[Opening Document section section]

Alternative splicing is a process by which the exons of the RNA produced by transcription of a gene are reconnected in multiple ways during RNA splicing. The resulting different mRNAs may be translated into different protein isoforms, thereby allowing a single gene to code for multiple proteins. Alternative splicing occurs as a normal phenomenon in eukaryotes, where it greatly increases the biodiversity of proteins that can be encoded by the genome. In humans, about 95% of multiexonic genes are alternatively spliced. Numerous modes of alternative splicing have been observed, of which the most common is exon skipping. In this mode, a particular exon may be included in mRNAs under some conditions or in particular tissues, and omitted from the mRNA in others. Abnormal variations in splicing have also been implicated in disease, since a large proportion of human genetic disorders result from splicing variants. Abnormal splicing variants are also thought to contribute to the development of cancer.
Pre-mRNA splicing is regulated by developmental and environmental cues, but little has been known about how specific signals are transduced in mammalian cells to regulate this critical gene expression step. Now investigators at the University of California, San Diego (USA) have contributed substantially to our understanding of how alternative splicing is regulated.

[Closing Document section section]
[Opening Stored data section]

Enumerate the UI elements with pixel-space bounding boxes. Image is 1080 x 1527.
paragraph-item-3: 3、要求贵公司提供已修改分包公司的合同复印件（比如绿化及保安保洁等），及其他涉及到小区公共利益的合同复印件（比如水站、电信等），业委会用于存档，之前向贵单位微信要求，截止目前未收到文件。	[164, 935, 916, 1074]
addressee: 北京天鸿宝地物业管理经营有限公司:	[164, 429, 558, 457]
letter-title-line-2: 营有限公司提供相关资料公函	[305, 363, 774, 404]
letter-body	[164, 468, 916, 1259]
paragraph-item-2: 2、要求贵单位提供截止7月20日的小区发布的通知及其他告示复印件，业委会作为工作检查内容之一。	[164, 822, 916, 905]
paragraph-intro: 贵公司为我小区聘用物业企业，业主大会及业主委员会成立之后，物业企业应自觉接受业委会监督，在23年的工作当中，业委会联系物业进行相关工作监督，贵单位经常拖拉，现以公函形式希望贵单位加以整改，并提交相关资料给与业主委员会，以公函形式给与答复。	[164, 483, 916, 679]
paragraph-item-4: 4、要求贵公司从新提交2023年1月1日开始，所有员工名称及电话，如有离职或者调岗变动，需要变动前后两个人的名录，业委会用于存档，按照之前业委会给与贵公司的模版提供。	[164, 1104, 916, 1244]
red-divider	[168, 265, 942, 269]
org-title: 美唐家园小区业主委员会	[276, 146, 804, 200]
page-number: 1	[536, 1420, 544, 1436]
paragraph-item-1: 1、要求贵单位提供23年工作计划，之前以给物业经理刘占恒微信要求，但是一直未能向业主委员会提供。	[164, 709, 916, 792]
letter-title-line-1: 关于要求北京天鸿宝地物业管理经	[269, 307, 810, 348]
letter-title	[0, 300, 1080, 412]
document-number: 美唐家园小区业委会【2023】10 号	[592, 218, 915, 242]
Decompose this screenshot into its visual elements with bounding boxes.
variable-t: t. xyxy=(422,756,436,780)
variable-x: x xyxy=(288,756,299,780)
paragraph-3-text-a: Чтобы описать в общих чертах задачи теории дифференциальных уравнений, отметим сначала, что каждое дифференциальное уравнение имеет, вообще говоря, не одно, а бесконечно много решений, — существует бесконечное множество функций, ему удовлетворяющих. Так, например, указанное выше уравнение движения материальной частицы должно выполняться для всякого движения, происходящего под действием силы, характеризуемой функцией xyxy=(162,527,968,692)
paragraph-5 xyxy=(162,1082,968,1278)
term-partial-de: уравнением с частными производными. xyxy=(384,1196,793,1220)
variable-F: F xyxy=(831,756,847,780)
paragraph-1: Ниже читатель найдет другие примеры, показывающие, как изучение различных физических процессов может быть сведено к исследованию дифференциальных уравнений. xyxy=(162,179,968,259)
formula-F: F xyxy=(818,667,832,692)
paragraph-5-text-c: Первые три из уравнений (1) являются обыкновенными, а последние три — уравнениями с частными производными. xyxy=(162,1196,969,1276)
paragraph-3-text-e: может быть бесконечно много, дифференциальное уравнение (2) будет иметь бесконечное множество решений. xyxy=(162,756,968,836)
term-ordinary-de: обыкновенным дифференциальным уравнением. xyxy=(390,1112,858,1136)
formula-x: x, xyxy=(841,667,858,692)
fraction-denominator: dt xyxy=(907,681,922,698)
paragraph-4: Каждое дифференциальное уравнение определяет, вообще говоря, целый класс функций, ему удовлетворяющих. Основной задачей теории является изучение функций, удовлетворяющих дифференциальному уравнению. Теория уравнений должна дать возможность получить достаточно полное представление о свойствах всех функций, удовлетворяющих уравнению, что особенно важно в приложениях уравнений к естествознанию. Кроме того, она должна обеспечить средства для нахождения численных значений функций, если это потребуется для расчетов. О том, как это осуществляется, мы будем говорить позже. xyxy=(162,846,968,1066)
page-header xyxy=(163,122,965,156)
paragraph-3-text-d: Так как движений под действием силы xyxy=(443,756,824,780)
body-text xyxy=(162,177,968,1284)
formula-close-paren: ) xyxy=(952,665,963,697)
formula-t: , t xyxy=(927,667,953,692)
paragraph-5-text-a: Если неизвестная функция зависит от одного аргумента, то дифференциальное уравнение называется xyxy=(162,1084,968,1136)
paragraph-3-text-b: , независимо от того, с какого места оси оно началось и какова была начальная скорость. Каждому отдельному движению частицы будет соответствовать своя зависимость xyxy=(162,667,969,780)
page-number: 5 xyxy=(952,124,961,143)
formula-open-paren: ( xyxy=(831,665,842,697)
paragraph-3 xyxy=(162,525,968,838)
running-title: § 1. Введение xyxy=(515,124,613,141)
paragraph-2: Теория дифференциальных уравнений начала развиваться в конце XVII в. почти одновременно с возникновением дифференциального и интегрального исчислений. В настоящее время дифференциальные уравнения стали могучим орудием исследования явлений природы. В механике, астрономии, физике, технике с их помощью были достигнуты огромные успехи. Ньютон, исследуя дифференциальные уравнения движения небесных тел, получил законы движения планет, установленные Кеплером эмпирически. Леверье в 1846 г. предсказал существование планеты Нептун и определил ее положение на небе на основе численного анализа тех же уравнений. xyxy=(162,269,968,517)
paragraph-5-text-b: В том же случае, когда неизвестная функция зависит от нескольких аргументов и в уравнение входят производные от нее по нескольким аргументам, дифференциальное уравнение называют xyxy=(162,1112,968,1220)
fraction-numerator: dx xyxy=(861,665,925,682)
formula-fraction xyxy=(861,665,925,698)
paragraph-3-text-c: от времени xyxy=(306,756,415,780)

[Closing Stored data section]

◆ **What to do**
(1) Translate this sentence from the passage on alternative splicing into Spanish: "In humans, about 95% of multiexonic genes are alternatively spliced."
(2) Name every distinct type of RNA mentioned in the passage on alternative splicing.
(3) Carry on the passage on alternative splicing from the point where it stops.
This listing comes from a separate source and is unrelated to the passage on alternative splicing.

◆ **Answers for the tasks**
(1) En los seres humanos, aproximadamente el 95 % de los genes multiexónicos se someten a empalme alternativo.

(2) RNA, mRNA, pre-mRNA

(3)
They reported in the June 21, 2012, online edition of the journal Molecular Cell that molecular cues such as EGF (epidermal growth factor) signaling triggered the massive activation of Akt (protein kinase B). Activated Akt next branched to SR protein-specific kinases - serine/arginine-rich proteins that are involved in regulating and selecting splice sites in eukaryotic mRNA - rather than mTOR (mammalian target of rapamycin), by inducing SRPK autophosphorylation. This led to enhanced SRPK nuclear translocation and SR protein phosphorylation.
“The kinase sits right in the middle of the PI3K-Akt pathway to specifically relay the growth signal to regulate alternative splicing in the nucleus,” said senior author Dr. Xiang-Dong Fu, professor of cellular and molecular medicine at the University of California, San Diego. “It is a new signaling branch that has previously escaped detection. It is a good target because of its central role and because it can be manipulated with compounds that suppress its activity, which appears quite effective in suppressing blood vessel formation in cancer.”